[BEGIN Extracted records]

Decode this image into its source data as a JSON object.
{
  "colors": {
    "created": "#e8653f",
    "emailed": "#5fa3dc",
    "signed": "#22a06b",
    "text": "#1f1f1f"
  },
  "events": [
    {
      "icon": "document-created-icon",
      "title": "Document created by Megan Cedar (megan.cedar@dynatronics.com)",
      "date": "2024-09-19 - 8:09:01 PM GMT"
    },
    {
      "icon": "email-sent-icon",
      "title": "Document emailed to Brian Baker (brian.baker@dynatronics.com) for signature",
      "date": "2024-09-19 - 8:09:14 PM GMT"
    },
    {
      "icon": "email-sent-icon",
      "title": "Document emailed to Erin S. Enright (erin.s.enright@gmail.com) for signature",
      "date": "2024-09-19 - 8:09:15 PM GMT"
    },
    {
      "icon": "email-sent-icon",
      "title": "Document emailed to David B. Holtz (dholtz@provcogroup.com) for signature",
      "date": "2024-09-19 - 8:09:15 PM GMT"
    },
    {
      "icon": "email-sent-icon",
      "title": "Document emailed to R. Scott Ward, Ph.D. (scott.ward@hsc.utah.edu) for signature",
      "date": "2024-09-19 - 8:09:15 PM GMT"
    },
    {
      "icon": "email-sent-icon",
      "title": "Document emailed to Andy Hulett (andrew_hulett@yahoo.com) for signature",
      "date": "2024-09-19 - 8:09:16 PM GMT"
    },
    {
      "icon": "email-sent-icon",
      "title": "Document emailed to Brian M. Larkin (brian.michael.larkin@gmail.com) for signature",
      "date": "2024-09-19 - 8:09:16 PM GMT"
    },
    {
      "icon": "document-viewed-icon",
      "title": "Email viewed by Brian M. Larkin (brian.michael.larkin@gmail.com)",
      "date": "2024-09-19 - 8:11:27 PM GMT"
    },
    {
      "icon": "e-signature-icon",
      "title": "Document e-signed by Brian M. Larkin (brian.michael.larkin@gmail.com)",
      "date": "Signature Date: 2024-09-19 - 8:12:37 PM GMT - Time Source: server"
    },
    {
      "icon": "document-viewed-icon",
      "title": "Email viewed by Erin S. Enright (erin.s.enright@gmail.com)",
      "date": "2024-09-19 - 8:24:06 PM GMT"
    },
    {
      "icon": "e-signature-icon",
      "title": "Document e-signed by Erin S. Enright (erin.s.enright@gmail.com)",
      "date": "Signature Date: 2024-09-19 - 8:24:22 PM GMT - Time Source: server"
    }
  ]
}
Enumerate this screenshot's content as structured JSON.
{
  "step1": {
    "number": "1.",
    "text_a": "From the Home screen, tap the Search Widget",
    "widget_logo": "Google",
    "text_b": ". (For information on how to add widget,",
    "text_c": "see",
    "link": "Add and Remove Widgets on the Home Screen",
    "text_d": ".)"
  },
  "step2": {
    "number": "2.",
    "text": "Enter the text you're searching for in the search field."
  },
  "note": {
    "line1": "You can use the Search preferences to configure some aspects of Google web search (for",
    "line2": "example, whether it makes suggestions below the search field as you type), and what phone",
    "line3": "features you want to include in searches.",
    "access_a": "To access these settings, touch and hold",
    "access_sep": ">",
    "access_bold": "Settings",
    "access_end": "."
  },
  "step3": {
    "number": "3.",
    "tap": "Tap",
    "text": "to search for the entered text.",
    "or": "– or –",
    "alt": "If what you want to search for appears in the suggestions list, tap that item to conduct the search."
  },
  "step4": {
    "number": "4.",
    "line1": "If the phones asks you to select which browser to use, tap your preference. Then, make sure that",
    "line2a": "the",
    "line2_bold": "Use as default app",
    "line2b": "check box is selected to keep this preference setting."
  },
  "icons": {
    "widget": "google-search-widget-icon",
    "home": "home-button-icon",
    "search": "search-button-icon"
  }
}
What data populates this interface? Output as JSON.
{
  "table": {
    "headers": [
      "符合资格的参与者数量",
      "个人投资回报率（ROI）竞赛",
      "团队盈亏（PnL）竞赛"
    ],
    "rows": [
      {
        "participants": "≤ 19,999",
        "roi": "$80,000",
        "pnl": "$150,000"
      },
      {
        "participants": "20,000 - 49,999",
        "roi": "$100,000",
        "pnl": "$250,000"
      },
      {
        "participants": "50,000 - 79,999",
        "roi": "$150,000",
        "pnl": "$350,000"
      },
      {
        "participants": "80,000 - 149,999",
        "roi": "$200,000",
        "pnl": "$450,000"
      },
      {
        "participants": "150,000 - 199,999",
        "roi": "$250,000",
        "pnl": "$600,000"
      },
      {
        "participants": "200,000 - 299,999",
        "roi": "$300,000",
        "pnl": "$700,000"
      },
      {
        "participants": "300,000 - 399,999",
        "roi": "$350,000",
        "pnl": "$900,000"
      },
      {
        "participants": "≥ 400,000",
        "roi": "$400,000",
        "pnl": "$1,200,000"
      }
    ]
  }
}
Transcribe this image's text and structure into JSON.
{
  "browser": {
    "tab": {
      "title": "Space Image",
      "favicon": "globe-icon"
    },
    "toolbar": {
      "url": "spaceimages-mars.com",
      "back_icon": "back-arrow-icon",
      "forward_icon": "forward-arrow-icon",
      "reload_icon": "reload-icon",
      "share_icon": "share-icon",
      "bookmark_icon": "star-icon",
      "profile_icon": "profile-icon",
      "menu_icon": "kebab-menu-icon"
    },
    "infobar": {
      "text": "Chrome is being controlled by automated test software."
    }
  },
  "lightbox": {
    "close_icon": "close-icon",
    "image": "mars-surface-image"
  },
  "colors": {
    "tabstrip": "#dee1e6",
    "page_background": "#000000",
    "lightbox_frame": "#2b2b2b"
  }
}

[END Extracted records]

**Goal of the exercise:**
Using the listing, copy every line where the word "that" shows up.

**Right answer:**
    "alt": "If what you want to search for appears in the suggestions list, tap that item to conduct the search."
    "line1": "If the phones asks you to select which browser to use, tap your preference. Then, make sure that",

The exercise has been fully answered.